Check each line of the listing, and copy it if it contains the word "your".

======== DATA EXCERPTS ========

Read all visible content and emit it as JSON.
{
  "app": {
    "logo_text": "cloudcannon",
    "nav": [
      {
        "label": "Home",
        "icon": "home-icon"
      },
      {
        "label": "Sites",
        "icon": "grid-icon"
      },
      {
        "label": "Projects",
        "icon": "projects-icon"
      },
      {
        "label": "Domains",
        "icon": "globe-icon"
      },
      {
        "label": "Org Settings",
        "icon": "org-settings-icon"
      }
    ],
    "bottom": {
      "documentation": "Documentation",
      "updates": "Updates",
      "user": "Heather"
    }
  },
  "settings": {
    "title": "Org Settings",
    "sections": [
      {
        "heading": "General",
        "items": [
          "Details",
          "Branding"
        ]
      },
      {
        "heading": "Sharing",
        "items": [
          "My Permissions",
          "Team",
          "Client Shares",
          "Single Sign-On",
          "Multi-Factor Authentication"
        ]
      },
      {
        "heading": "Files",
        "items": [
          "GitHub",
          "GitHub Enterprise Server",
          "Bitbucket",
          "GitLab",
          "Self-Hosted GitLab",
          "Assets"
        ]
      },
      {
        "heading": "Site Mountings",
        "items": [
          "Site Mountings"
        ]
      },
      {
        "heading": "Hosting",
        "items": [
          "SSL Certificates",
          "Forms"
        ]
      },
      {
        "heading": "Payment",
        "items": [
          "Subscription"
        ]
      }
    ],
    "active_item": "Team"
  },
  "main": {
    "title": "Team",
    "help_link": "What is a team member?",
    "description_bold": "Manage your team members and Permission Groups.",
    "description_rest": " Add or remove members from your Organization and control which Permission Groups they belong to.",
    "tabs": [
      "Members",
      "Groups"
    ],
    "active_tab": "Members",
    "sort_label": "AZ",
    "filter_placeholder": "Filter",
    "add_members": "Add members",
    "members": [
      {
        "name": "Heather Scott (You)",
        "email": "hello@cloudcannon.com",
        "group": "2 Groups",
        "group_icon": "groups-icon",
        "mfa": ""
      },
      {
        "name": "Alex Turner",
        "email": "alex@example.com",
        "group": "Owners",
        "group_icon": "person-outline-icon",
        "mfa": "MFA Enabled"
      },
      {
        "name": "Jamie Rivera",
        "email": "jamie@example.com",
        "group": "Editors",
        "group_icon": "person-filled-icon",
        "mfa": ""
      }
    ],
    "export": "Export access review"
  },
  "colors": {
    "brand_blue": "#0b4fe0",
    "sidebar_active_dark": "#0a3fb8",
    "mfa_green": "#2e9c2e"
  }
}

========

■ **FINAL RESULT**:
    "description_bold": "Manage your team members and Permission Groups.",
    "description_rest": " Add or remove members from your Organization and control which Permission Groups they belong to.",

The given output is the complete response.